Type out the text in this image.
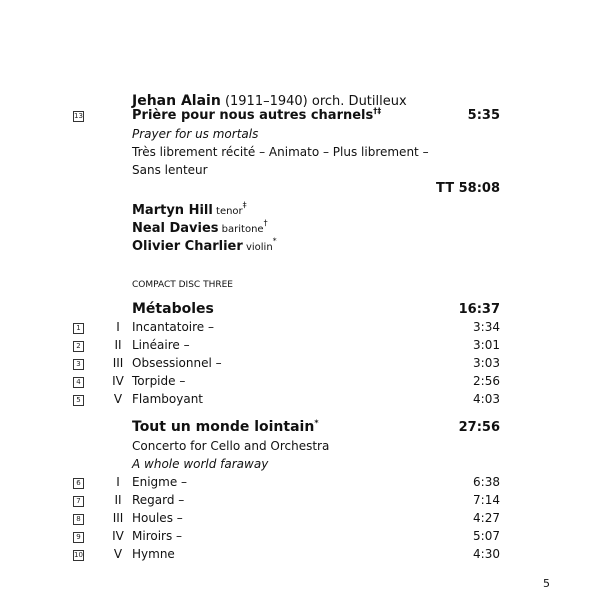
Jehan Alain (1911–1940) orch. Dutilleux
13	Prière pour nous autres charnels†‡	5:35
Prayer for us mortals
Très librement récité – Animato – Plus librement –
Sans lenteur
TT 58:08
Martyn Hill tenor‡
Neal Davies baritone†
Olivier Charlier violin*
COMPACT DISC THREE
Métaboles	16:37
1	I	Incantatoire –	3:34
2	II Linéaire –	3:01
3	III Obsessionnel –	3:03
4	IV Torpide –	2:56
5	V Flamboyant	4:03
Tout un monde lointain*	27:56
Concerto for Cello and Orchestra
A whole world faraway
6	I	Enigme –	6:38
7	II Regard –	7:14
8	III Houles –	4:27
9	IV Miroirs –	5:07
10	V Hymne	4:30
5
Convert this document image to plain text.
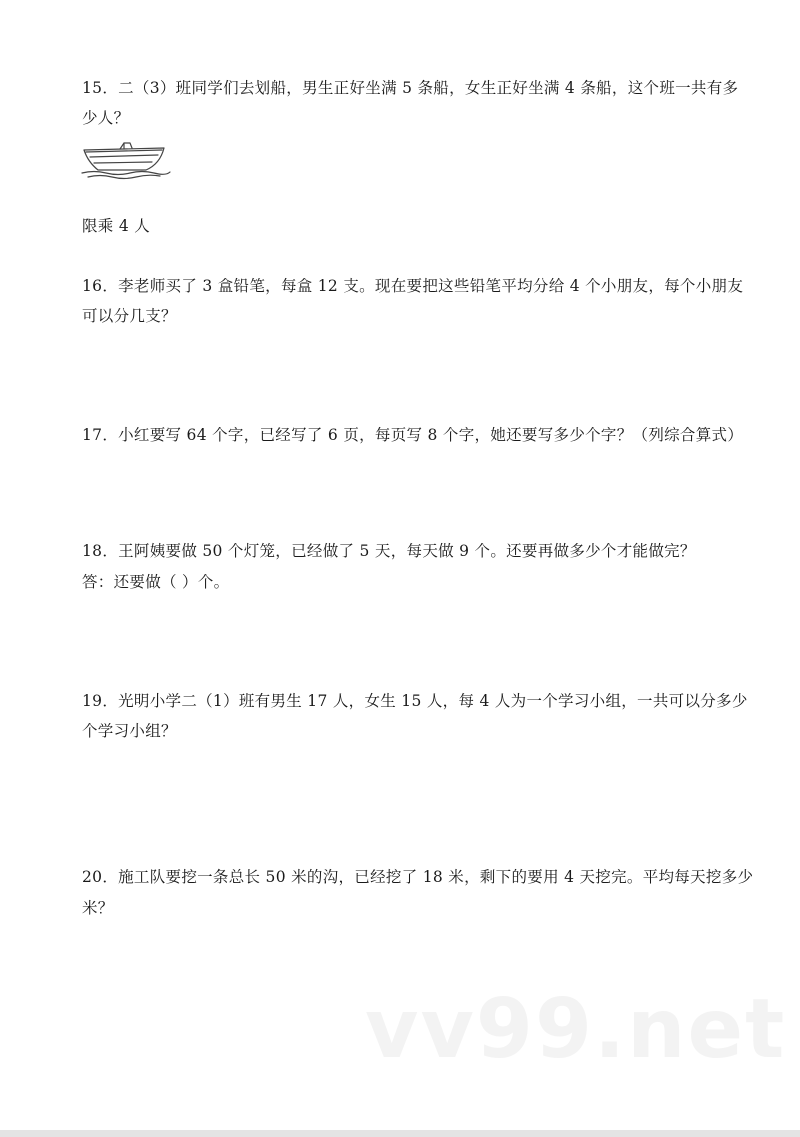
15．二（3）班同学们去划船，男生正好坐满 5 条船，女生正好坐满 4 条船，这个班一共有多
少人？
限乘 4 人
16．李老师买了 3 盒铅笔，每盒 12 支。现在要把这些铅笔平均分给 4 个小朋友，每个小朋友
可以分几支？
17．小红要写 64 个字，已经写了 6 页，每页写 8 个字，她还要写多少个字？（列综合算式）
18．王阿姨要做 50 个灯笼，已经做了 5 天，每天做 9 个。还要再做多少个才能做完？
答：还要做（ ）个。
19．光明小学二（1）班有男生 17 人，女生 15 人，每 4 人为一个学习小组，一共可以分多少
个学习小组？
20．施工队要挖一条总长 50 米的沟，已经挖了 18 米，剩下的要用 4 天挖完。平均每天挖多少
米？
vv99.net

----

The records shown above are to be repeated exactly, with the pictures left out.

Type out the text in this image.
Jehan Alain (1911–1940) orch. Dutilleux
13	Prière pour nous autres charnels†‡	5:35
Prayer for us mortals
Très librement récité – Animato – Plus librement –
Sans lenteur
TT 58:08
Martyn Hill tenor‡
Neal Davies baritone†
Olivier Charlier violin*
COMPACT DISC THREE
Métaboles	16:37
1	I	Incantatoire –	3:34
2	II Linéaire –	3:01
3	III Obsessionnel –	3:03
4	IV Torpide –	2:56
5	V Flamboyant	4:03
Tout un monde lointain*	27:56
Concerto for Cello and Orchestra
A whole world faraway
6	I	Enigme –	6:38
7	II Regard –	7:14
8	III Houles –	4:27
9	IV Miroirs –	5:07
10	V Hymne	4:30
5
Convert this document image to plain text.
15．二（3）班同学们去划船，男生正好坐满 5 条船，女生正好坐满 4 条船，这个班一共有多
少人？
限乘 4 人
16．李老师买了 3 盒铅笔，每盒 12 支。现在要把这些铅笔平均分给 4 个小朋友，每个小朋友
可以分几支？
17．小红要写 64 个字，已经写了 6 页，每页写 8 个字，她还要写多少个字？（列综合算式）
18．王阿姨要做 50 个灯笼，已经做了 5 天，每天做 9 个。还要再做多少个才能做完？
答：还要做（ ）个。
19．光明小学二（1）班有男生 17 人，女生 15 人，每 4 人为一个学习小组，一共可以分多少
个学习小组？
20．施工队要挖一条总长 50 米的沟，已经挖了 18 米，剩下的要用 4 天挖完。平均每天挖多少
米？
vv99.net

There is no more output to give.